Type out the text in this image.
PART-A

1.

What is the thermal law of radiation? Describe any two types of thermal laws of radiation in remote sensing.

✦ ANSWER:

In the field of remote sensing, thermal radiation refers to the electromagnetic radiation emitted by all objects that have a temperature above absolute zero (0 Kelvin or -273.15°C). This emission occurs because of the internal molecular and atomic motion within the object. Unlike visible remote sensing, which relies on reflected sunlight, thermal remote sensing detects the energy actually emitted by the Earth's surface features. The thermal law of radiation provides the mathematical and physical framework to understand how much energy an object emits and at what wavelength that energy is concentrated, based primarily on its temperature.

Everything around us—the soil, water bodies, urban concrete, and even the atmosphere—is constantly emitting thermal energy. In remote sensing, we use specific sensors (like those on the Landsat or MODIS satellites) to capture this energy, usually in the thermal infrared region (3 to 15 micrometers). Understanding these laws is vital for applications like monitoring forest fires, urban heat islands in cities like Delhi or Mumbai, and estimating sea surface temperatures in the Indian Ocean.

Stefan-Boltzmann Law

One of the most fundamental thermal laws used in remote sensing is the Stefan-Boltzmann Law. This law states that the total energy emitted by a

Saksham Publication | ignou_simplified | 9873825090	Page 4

________________________

■ EXERCISE INSTRUCTIONS ■
Each record must be returned exactly as it is written.

■ FINISHED TASK ■
Type out the text in this image.
PART-A

1.

What is the thermal law of radiation? Describe any two types of thermal laws of radiation in remote sensing.

✦ ANSWER:

In the field of remote sensing, thermal radiation refers to the electromagnetic radiation emitted by all objects that have a temperature above absolute zero (0 Kelvin or -273.15°C). This emission occurs because of the internal molecular and atomic motion within the object. Unlike visible remote sensing, which relies on reflected sunlight, thermal remote sensing detects the energy actually emitted by the Earth's surface features. The thermal law of radiation provides the mathematical and physical framework to understand how much energy an object emits and at what wavelength that energy is concentrated, based primarily on its temperature.

Everything around us—the soil, water bodies, urban concrete, and even the atmosphere—is constantly emitting thermal energy. In remote sensing, we use specific sensors (like those on the Landsat or MODIS satellites) to capture this energy, usually in the thermal infrared region (3 to 15 micrometers). Understanding these laws is vital for applications like monitoring forest fires, urban heat islands in cities like Delhi or Mumbai, and estimating sea surface temperatures in the Indian Ocean.

Stefan-Boltzmann Law

One of the most fundamental thermal laws used in remote sensing is the Stefan-Boltzmann Law. This law states that the total energy emitted by a

Saksham Publication | ignou_simplified | 9873825090	Page 4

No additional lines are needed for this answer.